What you should do:
Copy each line with the word "name" in it.

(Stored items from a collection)

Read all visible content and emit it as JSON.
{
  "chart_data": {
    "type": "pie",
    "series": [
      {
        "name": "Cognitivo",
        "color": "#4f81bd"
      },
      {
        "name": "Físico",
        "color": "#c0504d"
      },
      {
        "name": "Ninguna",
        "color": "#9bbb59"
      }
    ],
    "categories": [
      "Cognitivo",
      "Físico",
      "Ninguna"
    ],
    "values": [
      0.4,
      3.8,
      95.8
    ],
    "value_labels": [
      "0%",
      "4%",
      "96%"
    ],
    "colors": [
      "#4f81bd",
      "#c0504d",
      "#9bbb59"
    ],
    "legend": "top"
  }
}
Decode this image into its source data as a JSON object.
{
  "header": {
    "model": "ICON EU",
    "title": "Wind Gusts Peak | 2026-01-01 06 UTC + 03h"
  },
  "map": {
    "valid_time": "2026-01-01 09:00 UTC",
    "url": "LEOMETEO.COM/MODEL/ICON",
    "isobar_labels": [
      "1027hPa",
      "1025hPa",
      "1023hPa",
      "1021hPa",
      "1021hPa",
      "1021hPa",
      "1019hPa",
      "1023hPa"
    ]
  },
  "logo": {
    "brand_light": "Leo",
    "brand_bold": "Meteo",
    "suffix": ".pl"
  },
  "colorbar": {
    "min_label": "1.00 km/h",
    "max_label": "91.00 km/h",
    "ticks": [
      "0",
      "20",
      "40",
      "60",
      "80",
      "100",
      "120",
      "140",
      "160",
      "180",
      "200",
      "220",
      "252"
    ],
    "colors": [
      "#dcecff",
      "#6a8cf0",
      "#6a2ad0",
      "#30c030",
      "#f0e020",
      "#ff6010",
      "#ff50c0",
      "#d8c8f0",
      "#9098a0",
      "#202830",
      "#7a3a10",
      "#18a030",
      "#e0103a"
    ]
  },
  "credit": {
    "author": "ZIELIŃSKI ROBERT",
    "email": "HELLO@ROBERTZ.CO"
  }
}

Written answer:
        "name": "Cognitivo",
        "name": "Físico",
        "name": "Ninguna",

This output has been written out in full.